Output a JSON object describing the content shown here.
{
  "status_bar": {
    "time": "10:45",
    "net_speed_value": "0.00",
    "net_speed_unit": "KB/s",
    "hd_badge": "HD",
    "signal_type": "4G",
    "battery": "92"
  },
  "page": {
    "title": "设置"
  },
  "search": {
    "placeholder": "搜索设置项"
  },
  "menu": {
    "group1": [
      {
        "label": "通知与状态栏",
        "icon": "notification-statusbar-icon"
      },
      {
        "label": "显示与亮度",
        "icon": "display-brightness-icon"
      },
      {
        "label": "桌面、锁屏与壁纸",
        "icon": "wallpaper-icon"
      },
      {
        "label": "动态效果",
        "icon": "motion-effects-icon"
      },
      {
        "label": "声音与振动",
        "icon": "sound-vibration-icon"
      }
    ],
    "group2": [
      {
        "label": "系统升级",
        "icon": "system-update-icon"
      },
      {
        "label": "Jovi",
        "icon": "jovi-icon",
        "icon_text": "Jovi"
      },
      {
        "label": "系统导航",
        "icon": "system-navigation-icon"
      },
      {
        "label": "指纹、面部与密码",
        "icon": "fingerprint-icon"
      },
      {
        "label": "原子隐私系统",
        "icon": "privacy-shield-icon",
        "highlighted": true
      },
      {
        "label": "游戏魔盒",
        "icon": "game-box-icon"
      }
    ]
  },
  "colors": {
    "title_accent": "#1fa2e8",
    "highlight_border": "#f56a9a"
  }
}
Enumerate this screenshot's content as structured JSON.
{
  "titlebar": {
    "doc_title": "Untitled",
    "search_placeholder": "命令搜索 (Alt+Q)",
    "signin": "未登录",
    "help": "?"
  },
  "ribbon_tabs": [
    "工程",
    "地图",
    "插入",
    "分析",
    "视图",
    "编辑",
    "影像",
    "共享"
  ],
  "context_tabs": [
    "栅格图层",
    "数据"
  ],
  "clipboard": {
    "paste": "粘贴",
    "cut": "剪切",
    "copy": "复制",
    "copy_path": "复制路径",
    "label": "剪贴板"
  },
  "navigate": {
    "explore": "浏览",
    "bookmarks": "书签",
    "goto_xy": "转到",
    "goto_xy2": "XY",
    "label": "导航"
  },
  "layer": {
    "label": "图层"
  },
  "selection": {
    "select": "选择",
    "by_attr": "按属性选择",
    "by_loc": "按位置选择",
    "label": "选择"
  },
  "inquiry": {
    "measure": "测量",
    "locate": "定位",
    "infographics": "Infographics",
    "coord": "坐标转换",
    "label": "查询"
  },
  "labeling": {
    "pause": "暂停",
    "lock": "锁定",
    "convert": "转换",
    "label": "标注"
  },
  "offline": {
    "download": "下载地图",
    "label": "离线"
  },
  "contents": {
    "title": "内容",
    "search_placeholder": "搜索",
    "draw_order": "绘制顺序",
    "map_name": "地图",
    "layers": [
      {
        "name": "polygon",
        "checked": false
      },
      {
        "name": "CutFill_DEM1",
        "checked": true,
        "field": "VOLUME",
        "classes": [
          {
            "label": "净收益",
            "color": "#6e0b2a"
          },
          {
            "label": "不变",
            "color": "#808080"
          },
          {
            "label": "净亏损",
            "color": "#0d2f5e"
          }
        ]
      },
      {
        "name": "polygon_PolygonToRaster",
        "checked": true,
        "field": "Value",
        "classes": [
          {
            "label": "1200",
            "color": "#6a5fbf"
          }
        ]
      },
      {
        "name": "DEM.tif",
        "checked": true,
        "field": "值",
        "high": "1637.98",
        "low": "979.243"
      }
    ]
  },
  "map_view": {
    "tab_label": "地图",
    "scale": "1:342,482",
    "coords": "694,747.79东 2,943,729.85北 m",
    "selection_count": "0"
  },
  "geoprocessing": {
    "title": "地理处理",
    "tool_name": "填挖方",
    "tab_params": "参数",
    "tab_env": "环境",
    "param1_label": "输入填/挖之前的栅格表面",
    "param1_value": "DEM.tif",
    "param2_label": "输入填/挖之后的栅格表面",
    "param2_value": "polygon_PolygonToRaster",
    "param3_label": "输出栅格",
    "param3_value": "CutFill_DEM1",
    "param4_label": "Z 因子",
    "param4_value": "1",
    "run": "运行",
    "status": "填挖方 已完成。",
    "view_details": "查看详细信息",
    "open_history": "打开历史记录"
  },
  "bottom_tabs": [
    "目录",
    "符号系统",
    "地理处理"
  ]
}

■ GOAL OF THE EXERCISE:
Give only the number of lines in the entries above that contain the string "JSON".

■ REPLY TO THE TASK:
2